*DATA TO PROCESS:*

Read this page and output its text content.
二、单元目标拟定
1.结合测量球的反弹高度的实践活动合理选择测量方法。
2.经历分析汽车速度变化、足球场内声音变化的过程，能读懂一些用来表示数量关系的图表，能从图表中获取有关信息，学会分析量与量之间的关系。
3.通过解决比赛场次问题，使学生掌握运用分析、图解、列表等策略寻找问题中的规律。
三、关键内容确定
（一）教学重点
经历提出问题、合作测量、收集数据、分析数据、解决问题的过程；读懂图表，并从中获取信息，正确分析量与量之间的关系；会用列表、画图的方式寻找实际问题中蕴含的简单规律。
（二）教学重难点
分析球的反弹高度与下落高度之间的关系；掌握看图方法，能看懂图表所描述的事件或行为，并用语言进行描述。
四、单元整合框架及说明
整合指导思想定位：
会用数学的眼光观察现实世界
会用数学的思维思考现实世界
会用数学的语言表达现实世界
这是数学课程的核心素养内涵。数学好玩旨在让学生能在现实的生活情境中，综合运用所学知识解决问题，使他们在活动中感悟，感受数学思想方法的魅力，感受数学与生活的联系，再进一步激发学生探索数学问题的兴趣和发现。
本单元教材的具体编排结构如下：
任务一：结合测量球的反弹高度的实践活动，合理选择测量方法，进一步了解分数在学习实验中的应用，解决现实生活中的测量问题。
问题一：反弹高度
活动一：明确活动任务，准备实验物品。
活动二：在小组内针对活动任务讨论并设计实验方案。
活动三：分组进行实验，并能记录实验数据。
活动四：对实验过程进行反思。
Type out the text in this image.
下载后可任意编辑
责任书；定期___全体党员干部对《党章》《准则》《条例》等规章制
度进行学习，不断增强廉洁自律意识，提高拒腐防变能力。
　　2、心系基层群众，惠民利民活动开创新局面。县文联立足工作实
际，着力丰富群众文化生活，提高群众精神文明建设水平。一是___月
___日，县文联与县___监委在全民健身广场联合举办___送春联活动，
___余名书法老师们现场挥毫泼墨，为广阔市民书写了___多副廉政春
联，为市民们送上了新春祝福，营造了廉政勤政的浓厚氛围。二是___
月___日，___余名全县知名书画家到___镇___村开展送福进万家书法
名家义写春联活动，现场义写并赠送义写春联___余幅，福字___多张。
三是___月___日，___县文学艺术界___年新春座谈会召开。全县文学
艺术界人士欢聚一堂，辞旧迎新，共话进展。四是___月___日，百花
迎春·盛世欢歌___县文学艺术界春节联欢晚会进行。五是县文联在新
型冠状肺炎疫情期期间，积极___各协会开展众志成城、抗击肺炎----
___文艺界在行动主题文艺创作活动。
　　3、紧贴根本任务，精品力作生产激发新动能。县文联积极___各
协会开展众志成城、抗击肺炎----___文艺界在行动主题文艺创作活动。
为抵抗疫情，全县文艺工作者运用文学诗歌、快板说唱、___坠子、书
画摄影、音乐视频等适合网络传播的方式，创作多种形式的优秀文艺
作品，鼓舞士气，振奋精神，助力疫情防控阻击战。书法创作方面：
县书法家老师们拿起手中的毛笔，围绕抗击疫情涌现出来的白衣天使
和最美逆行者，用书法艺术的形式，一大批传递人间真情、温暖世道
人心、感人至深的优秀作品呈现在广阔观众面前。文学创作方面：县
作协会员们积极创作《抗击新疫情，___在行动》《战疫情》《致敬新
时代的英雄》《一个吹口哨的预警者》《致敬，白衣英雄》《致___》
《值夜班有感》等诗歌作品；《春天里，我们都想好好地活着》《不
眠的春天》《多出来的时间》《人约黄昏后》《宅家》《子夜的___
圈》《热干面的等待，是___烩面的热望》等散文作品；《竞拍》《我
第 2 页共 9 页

*EXERCISE DIRECTIONS:* Identify the lines in the entries that hold "this" and return each one.

*ANSWER TO THE EXERCISE:*
Read this page and output its text content.
Type out the text in this image.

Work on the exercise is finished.